GIVEN PROBLEM:
Search the material for the string "structured", then report how many lines hold it, with no other text.

INPUT:

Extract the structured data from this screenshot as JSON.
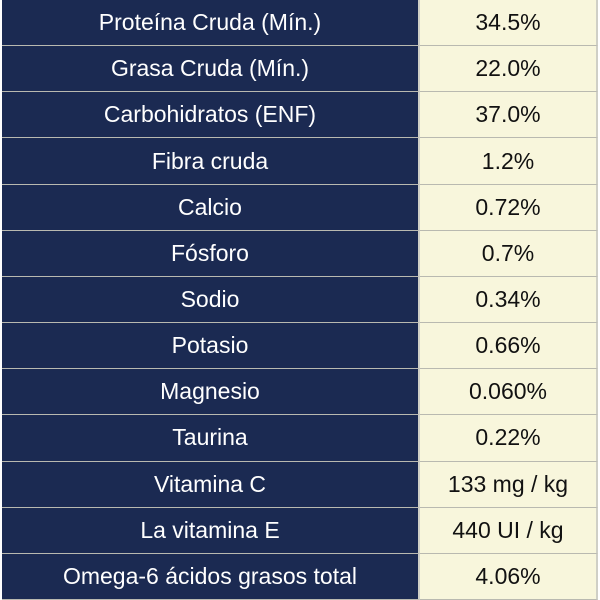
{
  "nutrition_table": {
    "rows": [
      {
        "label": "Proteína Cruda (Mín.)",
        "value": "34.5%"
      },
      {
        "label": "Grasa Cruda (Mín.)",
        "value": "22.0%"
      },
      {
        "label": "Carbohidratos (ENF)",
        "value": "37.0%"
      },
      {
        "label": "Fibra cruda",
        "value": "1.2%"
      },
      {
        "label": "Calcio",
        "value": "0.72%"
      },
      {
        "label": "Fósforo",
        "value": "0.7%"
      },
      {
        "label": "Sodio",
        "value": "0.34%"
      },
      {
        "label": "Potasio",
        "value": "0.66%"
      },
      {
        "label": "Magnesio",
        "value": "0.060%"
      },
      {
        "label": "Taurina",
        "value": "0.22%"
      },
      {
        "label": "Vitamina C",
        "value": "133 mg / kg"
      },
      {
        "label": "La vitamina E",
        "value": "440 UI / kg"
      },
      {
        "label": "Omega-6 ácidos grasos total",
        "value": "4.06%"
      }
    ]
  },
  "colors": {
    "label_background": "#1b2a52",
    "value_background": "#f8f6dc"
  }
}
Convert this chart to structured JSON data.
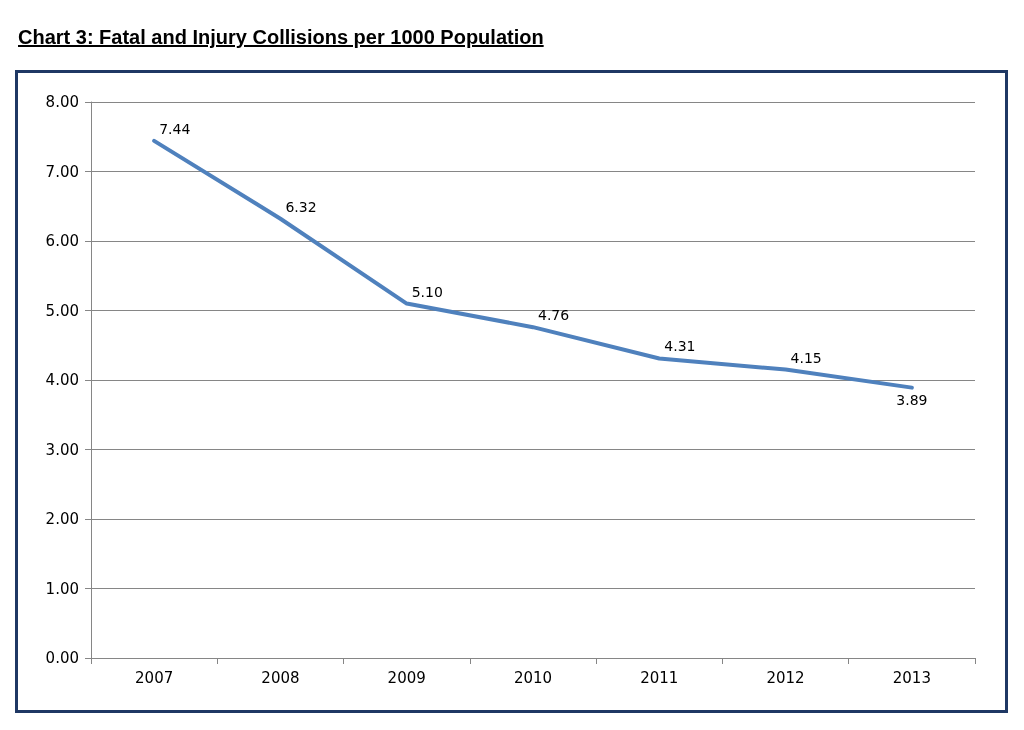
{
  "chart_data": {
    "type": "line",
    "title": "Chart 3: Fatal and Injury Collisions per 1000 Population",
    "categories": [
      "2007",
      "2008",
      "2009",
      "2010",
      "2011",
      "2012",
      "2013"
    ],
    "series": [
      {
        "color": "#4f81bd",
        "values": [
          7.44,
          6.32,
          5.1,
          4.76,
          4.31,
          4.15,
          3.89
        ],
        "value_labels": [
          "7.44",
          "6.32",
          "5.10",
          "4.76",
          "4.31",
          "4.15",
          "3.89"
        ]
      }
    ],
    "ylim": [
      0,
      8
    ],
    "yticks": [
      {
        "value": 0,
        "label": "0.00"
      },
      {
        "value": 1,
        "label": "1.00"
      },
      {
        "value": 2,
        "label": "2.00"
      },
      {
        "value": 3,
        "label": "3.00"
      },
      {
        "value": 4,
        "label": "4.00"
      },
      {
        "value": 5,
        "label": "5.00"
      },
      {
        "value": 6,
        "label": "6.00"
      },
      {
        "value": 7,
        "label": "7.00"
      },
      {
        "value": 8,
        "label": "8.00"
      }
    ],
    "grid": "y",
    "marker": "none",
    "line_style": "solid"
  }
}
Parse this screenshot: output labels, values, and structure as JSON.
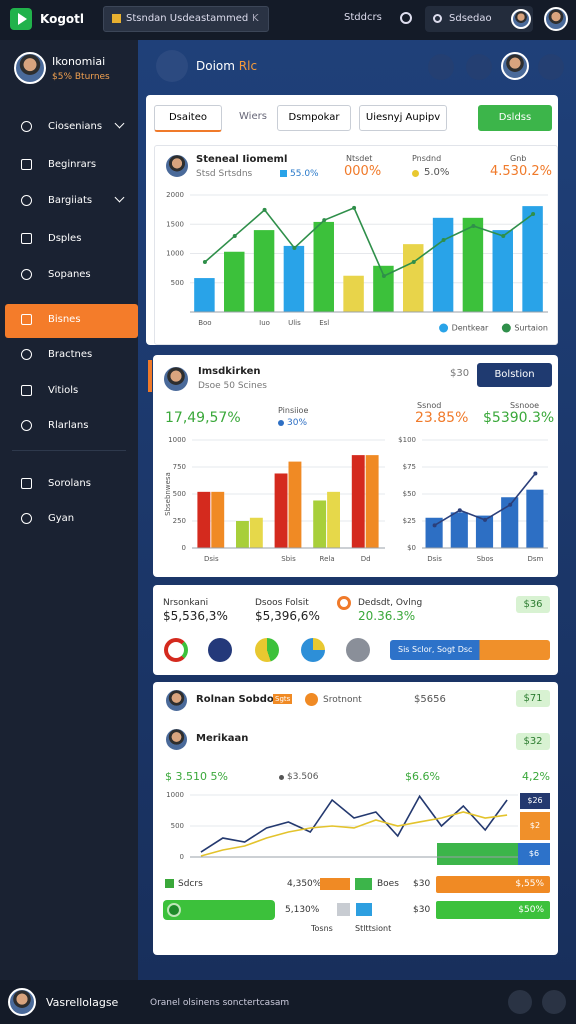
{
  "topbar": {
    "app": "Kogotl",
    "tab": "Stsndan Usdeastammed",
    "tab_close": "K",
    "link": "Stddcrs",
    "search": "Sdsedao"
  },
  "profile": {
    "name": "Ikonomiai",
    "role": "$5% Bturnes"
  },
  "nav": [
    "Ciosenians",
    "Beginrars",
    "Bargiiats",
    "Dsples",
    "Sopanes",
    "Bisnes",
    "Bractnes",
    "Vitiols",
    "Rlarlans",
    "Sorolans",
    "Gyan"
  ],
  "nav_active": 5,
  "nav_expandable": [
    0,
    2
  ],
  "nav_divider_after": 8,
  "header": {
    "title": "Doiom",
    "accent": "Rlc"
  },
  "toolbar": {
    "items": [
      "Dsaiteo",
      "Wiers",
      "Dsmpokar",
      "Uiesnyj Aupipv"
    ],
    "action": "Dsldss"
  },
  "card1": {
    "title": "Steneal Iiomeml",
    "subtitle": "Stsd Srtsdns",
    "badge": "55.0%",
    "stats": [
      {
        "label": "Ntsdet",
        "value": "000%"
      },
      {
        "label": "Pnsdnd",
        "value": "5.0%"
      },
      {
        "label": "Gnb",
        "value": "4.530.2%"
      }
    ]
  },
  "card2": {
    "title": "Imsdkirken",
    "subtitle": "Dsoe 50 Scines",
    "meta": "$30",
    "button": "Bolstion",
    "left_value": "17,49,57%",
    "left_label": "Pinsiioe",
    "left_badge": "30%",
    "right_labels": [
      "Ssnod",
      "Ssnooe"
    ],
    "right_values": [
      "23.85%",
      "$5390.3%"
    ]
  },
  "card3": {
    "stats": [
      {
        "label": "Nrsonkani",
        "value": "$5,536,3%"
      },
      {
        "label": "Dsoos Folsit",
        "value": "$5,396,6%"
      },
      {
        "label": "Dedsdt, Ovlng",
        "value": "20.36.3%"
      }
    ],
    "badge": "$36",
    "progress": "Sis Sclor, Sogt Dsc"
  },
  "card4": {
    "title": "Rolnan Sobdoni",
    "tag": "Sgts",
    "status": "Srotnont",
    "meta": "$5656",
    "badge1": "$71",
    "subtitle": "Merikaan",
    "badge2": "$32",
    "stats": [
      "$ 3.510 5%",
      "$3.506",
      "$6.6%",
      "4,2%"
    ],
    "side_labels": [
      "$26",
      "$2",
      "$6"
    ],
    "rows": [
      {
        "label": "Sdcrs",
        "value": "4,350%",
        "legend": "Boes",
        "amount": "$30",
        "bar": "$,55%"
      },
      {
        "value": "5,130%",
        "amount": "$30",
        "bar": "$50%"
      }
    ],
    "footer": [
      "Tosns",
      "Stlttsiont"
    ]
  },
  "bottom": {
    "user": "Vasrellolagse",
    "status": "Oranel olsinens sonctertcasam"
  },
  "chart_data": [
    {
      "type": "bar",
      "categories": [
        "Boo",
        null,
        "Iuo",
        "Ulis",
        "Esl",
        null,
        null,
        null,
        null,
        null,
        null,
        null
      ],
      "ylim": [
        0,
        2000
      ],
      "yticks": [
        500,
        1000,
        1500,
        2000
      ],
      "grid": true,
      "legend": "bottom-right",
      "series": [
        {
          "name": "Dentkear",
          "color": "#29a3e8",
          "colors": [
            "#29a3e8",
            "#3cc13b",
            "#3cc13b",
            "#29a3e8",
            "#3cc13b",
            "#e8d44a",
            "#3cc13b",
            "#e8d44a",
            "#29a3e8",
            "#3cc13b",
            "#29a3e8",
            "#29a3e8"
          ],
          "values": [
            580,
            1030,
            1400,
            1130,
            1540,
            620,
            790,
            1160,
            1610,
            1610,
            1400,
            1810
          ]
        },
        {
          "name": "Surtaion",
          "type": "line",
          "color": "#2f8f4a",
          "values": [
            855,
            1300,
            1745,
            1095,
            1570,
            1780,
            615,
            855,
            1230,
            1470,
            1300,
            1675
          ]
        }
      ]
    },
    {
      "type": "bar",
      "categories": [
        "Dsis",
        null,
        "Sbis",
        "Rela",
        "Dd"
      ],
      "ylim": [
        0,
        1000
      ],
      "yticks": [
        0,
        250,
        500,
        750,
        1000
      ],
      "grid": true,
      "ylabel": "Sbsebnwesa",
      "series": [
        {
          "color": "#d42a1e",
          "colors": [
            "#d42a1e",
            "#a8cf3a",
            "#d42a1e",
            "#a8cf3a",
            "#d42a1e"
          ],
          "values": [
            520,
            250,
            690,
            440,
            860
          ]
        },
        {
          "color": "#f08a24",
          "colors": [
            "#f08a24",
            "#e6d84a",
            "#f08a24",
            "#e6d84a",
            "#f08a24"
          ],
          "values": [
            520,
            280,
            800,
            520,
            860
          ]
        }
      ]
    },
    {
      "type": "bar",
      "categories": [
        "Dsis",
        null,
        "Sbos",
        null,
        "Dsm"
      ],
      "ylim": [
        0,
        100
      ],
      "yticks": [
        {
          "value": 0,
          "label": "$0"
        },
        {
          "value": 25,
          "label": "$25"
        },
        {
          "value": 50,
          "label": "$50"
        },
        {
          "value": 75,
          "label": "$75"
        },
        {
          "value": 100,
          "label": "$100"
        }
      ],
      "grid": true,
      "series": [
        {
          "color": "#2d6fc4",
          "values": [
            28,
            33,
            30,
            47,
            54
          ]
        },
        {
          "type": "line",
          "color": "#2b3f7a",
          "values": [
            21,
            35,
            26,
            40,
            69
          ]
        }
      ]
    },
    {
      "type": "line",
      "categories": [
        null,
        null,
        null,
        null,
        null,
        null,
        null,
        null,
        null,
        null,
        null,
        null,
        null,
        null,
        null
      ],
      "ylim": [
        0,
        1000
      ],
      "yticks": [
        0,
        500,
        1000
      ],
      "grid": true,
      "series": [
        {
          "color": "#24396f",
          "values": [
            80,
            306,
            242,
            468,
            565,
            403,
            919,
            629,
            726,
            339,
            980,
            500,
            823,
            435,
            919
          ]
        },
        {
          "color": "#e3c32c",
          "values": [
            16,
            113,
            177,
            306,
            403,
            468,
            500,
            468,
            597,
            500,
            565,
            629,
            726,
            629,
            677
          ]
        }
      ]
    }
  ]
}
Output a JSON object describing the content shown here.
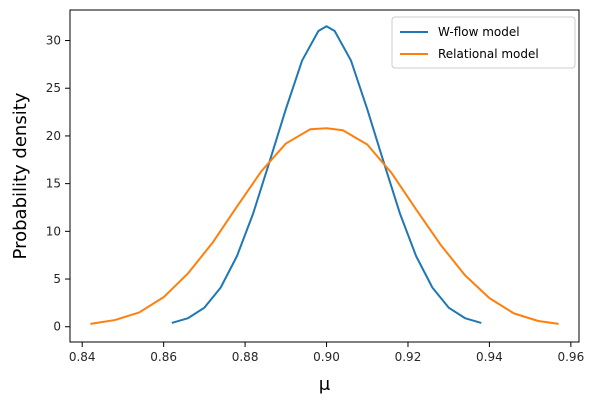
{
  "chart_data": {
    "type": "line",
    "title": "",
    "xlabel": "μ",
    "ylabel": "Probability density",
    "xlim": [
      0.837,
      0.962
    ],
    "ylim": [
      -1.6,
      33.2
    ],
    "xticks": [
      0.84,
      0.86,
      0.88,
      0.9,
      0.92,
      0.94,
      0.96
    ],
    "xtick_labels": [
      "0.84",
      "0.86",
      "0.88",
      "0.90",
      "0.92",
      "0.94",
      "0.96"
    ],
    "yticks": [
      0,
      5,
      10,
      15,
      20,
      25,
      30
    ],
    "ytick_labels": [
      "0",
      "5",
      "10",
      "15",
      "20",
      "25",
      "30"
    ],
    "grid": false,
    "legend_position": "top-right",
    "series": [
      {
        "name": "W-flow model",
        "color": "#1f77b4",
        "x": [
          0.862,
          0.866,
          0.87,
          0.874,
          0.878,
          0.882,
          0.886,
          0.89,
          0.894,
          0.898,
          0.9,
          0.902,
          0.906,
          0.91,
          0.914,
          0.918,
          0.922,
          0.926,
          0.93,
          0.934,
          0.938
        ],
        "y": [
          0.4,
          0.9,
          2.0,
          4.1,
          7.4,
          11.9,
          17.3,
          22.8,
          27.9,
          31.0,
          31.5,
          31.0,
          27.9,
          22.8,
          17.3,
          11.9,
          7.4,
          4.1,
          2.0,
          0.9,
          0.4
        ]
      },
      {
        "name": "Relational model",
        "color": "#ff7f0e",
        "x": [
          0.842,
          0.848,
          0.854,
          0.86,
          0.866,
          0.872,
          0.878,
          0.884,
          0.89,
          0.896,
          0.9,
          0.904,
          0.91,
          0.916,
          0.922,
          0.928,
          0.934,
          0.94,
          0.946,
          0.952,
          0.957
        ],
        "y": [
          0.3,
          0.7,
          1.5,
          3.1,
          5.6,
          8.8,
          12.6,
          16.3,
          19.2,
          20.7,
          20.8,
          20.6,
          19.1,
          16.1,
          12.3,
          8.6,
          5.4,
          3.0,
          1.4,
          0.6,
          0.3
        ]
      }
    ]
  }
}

TASK RESULT:
2